**TEXT SEGMENT:**
Content starts

We tried this with: NodeJS 4.4 Seneca 1.2.0, 1.3.0, 1.4.0 and 2.0.1

We tried all of these seneca versions and the problem seems to exist everywhere. Which begs the question: are doing something wrong here?

mcdonnelldean commented 8 years ago

via, https://github.com/senecajs/seneca/issues/408

salaerts commented 8 years ago

I'll also post the first replies I got when I created the issue in the main senecajs repo:

@mcollina wrote: Just to confirm, is your process crashing for out of memory? Can you try running this long enough to get to this point?

Memory spikes under high traffic are normal in node apps under high load, as V8 runs the collector when it has time, i.e. when the load is lower. There techniques to mitigate this, but we need to ensure that we are in this case rather than a memory leak.

salaerts commented 8 years ago

I'll do some additional tests later today, but I actually did one test a couple of times where I would put the server under high load until memory usage got above 500Mb and then stopped all requests. After 15 minutes of idle time the memory still wasn't released but I'll double check this.

I will also provide a better example to test that with a node server that keeps listening.

salaerts commented 8 years ago

Ran another test against seneca 2.0.1 last night. Memory filled up to about 930Mb when I stopped the load and then let it sit idle for an entire night. By the morning memory usage had dropped to about 893Mb.

mcollina commented 8 years ago

@salaerts that is not what I am saying, and what I asked. Can you run your load test forever, up until we are certain that the process do not crash due to "out of memory" errors: depending on your host memory, it can even reach some GBs under load.

Content ends

**EXERCISE DETAILS:**
Answer these from the issue discussion above:
(a) Which NodeJS version was used in the tests?
(b) In the overnight test against seneca 2.0.1, about how much memory was in use by the morning?
(c) According to @mcollina, when does V8 run the collector?

**RECORD EXTRACTS:**

Content starts

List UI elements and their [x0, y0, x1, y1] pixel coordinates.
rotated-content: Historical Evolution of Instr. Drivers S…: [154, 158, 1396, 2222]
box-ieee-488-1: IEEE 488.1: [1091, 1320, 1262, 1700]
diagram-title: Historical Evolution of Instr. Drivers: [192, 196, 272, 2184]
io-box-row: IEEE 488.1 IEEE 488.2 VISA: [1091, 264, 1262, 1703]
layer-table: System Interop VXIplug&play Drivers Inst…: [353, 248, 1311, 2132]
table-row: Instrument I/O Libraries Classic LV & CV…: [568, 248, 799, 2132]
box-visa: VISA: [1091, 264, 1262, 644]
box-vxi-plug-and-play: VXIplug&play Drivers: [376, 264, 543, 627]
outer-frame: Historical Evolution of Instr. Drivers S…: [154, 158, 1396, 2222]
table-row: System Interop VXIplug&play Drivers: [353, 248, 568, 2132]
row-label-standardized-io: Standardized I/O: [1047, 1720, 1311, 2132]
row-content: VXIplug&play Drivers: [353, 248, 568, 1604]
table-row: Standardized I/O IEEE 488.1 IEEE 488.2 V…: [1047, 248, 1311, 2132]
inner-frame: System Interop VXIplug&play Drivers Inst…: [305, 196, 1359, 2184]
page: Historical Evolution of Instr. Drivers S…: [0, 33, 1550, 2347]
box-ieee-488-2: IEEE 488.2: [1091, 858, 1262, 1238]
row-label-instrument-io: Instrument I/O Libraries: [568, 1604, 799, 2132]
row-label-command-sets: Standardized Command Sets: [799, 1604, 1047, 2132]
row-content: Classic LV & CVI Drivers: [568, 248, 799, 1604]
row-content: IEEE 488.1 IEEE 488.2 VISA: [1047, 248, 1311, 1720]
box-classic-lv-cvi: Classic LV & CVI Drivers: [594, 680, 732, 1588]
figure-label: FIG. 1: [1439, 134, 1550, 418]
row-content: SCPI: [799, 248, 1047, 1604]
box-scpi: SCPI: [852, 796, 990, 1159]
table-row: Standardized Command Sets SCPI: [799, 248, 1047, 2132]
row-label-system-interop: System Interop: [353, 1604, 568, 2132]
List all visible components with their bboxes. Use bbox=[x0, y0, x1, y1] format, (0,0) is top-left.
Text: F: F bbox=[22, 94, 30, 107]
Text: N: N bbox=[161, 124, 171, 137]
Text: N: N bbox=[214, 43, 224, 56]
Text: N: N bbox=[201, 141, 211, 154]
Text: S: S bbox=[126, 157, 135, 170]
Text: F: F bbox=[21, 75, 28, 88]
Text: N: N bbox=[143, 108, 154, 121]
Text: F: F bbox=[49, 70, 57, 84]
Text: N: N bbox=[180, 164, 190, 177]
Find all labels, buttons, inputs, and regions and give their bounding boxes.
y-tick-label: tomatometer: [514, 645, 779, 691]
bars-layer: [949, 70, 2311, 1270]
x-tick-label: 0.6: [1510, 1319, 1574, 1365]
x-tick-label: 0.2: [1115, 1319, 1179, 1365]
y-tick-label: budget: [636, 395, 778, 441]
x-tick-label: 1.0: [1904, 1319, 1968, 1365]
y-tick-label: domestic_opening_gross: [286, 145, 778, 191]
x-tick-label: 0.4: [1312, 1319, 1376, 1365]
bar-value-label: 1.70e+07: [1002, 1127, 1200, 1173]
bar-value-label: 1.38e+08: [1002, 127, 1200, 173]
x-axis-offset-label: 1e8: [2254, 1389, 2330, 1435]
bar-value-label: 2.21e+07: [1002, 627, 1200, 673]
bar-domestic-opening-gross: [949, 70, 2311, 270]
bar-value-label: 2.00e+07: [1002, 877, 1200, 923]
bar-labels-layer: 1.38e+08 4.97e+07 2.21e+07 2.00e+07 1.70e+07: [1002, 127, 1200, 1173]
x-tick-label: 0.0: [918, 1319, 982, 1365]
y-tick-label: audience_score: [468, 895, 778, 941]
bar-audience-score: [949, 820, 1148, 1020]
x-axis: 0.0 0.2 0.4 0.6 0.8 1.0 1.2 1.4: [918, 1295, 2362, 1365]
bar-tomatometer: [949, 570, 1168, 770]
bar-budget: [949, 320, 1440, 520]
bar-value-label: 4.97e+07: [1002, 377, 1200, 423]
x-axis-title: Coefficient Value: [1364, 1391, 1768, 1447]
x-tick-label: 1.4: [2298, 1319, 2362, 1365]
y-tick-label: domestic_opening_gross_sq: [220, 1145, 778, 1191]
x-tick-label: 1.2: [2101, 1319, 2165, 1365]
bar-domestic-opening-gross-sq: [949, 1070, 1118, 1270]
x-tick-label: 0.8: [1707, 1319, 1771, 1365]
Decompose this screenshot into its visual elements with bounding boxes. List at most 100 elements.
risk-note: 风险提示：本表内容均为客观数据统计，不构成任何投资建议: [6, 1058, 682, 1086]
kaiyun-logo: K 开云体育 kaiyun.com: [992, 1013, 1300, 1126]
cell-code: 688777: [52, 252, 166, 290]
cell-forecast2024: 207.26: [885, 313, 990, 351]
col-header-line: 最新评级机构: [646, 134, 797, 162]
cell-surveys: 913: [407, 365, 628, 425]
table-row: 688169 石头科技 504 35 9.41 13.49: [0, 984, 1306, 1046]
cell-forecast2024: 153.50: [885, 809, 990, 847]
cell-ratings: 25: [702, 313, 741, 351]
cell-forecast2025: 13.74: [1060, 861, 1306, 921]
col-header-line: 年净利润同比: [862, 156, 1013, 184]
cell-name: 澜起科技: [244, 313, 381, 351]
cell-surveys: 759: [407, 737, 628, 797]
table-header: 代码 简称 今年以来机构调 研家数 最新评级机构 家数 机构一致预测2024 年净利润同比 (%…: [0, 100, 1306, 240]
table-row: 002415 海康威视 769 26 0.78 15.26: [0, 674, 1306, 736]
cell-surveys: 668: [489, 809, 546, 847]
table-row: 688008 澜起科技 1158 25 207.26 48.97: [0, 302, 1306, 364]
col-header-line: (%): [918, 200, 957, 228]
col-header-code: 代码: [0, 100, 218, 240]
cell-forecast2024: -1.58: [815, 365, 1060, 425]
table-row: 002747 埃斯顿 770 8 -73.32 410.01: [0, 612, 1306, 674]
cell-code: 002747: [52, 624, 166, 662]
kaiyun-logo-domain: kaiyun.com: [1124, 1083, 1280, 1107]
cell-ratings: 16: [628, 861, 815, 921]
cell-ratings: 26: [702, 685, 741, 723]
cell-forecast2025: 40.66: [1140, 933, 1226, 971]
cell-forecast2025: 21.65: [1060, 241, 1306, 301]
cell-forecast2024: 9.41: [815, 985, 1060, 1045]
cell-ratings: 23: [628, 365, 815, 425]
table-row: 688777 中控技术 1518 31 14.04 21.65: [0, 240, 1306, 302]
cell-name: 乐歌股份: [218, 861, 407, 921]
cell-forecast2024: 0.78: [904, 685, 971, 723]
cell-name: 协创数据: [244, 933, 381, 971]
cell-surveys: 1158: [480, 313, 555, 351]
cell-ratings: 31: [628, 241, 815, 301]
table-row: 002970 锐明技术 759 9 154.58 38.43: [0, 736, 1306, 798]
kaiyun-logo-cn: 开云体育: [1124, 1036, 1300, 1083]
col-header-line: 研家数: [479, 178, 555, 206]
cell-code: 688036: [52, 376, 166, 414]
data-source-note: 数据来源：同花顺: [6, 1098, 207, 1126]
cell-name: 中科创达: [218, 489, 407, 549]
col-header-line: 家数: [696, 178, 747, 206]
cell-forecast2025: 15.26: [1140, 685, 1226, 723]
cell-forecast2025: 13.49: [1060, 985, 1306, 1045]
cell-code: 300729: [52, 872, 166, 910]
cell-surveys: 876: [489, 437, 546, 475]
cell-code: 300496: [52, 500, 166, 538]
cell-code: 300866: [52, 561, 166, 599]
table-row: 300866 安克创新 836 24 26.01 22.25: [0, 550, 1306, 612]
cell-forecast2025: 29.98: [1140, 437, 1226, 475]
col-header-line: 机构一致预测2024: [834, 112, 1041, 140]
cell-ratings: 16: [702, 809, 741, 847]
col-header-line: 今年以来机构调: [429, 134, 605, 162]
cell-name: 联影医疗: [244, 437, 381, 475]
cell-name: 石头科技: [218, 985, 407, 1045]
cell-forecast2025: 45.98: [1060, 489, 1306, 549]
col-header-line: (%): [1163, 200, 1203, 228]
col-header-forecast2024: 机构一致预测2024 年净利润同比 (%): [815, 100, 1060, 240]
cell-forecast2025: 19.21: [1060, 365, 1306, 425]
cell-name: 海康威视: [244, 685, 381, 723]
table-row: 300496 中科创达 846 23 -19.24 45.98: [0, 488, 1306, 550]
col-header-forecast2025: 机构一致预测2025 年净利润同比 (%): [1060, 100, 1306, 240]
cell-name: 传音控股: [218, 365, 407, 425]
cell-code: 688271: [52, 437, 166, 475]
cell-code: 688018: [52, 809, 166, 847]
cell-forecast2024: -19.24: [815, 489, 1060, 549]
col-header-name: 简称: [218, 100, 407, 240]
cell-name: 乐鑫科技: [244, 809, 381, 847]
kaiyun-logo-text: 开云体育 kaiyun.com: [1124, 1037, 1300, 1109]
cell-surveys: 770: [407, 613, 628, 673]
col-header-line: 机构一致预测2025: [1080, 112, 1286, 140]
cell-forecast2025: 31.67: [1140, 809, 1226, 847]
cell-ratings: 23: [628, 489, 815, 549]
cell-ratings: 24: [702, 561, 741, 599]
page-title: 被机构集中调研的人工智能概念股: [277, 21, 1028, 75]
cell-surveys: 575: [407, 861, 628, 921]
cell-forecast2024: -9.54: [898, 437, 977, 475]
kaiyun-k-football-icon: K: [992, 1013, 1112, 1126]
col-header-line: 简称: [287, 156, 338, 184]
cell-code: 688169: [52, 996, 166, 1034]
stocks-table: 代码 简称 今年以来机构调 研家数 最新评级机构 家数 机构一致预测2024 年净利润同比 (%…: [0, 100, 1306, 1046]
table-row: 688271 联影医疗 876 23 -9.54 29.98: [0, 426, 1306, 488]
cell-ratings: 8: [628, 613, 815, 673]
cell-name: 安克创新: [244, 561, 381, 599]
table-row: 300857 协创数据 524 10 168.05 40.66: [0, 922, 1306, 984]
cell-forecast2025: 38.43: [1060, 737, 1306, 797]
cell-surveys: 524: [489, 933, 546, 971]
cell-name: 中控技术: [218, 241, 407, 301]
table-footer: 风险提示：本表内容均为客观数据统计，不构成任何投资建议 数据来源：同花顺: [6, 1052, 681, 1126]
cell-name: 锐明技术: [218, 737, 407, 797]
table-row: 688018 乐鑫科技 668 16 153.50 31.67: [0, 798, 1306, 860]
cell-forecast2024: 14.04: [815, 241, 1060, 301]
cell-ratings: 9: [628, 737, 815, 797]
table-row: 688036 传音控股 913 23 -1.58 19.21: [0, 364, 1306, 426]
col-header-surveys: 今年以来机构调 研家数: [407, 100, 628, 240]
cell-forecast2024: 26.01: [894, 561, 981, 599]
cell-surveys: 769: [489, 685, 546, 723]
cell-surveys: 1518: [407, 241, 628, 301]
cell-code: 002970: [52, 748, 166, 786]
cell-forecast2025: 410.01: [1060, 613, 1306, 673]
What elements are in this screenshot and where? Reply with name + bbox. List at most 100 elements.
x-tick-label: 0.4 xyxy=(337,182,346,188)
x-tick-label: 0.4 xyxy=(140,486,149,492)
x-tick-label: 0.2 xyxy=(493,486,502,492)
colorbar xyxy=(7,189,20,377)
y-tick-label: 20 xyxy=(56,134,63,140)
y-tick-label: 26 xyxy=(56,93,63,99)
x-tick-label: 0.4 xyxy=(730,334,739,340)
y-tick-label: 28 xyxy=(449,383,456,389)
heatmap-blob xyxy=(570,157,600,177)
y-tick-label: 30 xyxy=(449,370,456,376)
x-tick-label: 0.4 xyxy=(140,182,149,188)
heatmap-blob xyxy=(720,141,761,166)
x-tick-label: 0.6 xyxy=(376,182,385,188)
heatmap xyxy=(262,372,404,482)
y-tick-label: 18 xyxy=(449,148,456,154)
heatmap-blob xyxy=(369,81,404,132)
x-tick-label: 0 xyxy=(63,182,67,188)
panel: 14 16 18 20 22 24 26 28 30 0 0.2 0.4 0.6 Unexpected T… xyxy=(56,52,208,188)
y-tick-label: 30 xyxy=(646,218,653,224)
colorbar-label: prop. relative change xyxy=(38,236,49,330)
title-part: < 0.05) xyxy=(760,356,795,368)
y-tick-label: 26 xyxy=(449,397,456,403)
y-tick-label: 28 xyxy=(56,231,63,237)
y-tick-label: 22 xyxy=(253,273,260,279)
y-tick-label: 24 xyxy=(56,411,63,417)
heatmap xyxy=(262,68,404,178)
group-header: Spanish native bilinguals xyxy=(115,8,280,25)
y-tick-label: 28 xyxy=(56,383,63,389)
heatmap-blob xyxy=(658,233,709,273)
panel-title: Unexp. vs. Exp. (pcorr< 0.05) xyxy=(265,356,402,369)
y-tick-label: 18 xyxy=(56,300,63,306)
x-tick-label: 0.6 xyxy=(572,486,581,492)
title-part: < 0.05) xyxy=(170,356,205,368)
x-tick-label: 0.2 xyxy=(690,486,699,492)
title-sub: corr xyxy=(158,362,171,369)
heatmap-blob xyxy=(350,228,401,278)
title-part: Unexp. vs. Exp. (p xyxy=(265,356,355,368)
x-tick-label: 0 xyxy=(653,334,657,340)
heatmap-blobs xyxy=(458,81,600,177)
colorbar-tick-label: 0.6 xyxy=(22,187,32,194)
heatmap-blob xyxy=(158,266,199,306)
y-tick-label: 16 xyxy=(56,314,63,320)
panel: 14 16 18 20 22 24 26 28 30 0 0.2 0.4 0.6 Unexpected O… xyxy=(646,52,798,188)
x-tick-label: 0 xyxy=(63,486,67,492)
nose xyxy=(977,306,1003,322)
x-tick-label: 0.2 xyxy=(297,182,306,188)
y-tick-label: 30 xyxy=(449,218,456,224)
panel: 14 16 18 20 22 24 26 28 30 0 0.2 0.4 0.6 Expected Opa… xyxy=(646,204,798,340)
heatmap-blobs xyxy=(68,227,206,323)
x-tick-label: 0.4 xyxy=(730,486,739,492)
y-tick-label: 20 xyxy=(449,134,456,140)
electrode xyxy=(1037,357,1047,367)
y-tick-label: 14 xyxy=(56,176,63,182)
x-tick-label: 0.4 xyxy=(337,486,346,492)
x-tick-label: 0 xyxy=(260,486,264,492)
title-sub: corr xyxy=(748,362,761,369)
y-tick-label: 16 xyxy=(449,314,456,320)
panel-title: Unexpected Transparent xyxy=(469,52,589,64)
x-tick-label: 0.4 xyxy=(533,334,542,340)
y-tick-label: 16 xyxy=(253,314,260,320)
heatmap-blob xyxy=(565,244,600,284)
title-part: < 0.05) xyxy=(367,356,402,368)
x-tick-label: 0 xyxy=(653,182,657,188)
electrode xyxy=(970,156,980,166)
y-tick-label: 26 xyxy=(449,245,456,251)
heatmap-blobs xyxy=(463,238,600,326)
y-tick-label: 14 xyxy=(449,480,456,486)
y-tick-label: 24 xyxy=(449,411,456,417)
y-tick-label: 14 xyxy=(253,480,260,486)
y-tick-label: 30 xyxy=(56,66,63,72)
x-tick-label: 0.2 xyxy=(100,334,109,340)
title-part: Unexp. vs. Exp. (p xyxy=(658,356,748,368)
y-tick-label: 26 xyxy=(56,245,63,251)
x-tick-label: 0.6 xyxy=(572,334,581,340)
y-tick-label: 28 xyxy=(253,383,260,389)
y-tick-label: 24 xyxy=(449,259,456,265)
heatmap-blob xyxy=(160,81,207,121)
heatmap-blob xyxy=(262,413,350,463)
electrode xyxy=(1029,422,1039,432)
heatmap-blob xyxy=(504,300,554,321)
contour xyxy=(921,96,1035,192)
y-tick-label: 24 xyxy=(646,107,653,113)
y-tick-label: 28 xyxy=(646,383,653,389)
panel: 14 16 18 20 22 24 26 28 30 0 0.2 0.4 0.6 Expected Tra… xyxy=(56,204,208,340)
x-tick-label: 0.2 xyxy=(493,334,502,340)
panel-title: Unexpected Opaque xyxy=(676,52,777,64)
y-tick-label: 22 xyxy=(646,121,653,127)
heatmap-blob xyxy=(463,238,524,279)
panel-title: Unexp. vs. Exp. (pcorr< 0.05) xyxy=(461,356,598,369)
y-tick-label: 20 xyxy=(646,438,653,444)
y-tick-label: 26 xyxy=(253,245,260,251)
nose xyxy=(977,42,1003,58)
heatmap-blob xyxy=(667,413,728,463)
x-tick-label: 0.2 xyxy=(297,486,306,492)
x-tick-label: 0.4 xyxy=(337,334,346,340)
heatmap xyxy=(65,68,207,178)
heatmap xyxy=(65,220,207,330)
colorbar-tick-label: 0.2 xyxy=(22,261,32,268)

Content ends

**OUTPUT OF THE EXERCISE:**
(a) NodeJS 4.4
(b) About 893Mb
(c) When it has time, i.e. when the load is lower